### OBJECTIVE:
Look through the material below for "grid". Copy every line that contains it.

**** STORED ROWS ****

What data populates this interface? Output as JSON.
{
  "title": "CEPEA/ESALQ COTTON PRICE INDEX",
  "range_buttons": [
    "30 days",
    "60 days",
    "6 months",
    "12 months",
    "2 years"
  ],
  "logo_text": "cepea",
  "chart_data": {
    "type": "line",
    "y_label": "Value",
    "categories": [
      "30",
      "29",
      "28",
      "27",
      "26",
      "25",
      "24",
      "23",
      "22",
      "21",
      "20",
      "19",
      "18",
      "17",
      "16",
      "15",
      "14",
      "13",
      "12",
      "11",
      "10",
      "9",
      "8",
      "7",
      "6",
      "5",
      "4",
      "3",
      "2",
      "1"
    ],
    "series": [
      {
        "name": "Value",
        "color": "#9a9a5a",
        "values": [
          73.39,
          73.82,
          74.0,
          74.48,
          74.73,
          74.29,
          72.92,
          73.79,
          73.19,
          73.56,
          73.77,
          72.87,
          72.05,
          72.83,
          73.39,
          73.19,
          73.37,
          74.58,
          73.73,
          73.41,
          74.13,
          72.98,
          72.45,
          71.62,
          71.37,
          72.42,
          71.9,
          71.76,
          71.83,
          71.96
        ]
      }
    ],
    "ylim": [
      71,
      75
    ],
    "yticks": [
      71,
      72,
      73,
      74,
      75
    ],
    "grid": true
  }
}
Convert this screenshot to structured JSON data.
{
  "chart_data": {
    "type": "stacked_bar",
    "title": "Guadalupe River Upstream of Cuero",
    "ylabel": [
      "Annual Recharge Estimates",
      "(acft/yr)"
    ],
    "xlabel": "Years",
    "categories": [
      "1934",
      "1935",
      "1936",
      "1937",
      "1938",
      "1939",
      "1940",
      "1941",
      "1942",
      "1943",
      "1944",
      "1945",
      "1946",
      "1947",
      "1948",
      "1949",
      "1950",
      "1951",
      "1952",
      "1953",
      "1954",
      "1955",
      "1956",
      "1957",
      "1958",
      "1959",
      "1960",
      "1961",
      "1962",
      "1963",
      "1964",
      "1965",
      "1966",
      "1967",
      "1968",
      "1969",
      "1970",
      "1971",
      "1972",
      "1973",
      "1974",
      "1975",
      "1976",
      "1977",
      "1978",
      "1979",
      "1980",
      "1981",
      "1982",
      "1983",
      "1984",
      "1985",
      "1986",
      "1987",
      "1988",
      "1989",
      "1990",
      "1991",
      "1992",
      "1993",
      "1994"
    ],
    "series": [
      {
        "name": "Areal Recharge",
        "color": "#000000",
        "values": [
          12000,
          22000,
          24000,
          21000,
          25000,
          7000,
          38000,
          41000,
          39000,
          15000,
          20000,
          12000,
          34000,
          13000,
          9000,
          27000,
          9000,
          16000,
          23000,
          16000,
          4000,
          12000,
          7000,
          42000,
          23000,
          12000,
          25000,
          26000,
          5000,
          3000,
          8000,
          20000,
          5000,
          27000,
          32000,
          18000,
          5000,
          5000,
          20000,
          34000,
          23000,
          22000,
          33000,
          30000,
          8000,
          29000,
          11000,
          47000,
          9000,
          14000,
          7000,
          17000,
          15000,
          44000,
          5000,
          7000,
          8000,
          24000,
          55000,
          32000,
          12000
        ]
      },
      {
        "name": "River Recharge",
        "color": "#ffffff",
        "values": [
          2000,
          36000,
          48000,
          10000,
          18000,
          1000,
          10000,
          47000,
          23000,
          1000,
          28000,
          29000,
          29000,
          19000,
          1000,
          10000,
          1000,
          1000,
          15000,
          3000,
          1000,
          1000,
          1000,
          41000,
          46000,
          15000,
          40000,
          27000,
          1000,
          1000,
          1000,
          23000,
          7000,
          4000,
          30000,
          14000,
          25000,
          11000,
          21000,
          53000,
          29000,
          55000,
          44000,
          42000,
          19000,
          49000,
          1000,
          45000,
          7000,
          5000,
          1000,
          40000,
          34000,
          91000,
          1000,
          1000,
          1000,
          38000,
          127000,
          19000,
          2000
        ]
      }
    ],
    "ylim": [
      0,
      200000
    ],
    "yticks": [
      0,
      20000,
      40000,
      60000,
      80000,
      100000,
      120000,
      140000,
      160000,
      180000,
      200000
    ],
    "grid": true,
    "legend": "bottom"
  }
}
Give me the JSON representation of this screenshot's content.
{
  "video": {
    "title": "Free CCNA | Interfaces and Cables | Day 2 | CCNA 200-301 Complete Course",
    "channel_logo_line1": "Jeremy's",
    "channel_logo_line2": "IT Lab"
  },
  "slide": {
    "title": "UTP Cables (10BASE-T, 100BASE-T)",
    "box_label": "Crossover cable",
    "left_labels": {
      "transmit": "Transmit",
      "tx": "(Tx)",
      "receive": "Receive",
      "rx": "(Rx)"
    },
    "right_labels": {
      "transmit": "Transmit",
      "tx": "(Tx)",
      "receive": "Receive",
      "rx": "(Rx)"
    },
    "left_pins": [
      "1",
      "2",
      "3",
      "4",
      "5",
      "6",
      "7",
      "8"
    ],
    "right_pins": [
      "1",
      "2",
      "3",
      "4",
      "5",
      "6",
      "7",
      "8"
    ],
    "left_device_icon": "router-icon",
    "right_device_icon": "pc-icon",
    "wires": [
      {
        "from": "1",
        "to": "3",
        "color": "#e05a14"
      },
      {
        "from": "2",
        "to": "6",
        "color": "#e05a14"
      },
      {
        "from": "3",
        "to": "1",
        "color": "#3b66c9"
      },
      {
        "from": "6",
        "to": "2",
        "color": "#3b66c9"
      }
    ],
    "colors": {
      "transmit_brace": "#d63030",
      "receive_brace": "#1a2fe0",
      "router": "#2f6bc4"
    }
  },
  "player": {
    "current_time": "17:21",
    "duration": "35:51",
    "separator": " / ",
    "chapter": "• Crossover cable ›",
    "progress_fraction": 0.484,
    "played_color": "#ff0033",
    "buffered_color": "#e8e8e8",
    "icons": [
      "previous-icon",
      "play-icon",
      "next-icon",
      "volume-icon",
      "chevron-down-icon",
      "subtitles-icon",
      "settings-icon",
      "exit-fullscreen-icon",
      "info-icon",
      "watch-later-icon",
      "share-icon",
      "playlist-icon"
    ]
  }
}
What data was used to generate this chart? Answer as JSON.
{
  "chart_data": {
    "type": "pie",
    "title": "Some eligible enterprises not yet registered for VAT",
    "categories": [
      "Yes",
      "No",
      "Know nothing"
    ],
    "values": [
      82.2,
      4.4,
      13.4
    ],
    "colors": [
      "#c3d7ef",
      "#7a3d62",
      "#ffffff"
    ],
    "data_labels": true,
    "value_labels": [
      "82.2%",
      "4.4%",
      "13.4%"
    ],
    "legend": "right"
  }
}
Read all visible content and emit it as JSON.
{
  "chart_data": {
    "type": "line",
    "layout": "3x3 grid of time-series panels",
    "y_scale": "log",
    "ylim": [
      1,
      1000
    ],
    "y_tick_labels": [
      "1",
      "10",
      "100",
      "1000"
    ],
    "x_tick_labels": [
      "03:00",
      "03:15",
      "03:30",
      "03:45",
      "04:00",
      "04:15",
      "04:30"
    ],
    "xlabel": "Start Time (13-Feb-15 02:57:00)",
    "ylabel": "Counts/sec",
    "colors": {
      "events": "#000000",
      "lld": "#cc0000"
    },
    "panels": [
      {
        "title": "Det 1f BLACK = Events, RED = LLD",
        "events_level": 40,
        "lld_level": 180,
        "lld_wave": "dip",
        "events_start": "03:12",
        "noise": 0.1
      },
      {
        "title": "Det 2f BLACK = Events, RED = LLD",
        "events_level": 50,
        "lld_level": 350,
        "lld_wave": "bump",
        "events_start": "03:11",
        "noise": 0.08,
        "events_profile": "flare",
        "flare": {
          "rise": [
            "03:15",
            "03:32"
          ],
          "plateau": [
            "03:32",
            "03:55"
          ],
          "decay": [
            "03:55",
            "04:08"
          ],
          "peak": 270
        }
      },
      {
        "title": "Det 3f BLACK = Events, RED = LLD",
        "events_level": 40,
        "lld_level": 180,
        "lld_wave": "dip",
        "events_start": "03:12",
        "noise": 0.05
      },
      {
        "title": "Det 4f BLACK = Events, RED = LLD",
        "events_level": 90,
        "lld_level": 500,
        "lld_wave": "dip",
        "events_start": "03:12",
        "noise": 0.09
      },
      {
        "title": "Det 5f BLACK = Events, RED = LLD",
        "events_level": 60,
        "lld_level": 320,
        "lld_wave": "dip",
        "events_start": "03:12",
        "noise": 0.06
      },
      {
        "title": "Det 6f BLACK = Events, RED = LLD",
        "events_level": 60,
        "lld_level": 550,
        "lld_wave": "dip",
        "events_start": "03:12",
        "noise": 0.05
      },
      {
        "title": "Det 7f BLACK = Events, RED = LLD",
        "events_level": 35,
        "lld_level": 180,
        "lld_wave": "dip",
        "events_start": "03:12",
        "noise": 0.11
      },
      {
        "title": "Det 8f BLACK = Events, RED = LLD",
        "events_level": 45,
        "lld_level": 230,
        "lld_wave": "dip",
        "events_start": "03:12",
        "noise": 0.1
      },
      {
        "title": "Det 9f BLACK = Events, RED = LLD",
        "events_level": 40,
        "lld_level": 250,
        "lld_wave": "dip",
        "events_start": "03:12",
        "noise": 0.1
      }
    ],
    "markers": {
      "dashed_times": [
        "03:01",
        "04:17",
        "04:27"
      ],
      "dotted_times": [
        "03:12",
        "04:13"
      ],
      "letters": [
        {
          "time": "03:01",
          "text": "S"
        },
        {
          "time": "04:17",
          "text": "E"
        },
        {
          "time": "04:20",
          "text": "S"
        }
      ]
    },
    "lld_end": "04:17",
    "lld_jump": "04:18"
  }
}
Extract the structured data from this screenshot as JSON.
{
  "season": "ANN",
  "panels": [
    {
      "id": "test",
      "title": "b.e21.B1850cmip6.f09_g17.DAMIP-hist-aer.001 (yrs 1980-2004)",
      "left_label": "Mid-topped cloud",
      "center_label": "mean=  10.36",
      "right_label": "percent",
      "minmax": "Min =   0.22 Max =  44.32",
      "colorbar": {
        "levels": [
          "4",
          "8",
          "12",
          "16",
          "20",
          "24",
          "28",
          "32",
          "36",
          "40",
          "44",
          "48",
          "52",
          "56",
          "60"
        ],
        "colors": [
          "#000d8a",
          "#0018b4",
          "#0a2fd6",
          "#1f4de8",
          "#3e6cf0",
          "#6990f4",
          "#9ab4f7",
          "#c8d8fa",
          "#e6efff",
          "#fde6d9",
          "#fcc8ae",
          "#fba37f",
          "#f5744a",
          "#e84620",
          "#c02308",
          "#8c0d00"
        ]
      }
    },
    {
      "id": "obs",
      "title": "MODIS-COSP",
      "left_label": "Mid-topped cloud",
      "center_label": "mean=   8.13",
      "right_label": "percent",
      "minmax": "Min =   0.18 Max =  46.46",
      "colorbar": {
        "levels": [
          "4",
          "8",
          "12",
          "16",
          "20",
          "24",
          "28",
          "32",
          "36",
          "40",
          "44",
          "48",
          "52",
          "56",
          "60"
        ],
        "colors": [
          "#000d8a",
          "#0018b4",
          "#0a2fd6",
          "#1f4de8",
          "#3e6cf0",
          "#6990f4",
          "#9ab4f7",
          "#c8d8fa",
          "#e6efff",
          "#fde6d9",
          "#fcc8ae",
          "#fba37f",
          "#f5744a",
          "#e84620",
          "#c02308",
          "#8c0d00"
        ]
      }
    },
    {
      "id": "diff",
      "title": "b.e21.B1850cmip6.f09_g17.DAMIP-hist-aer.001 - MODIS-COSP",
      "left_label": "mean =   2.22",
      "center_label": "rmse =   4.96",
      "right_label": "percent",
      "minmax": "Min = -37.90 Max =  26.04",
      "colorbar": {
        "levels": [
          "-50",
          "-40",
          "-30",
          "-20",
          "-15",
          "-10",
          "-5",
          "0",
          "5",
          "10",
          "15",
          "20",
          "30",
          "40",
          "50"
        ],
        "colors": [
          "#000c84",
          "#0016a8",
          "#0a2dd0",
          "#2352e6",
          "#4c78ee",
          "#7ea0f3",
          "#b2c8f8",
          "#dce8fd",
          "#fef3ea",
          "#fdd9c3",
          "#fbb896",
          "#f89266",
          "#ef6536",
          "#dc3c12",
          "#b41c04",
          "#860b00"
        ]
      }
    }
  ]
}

****

### PROBLEM SOLUTION:
    "grid": true
    "grid": true,
    "layout": "3x3 grid of time-series panels",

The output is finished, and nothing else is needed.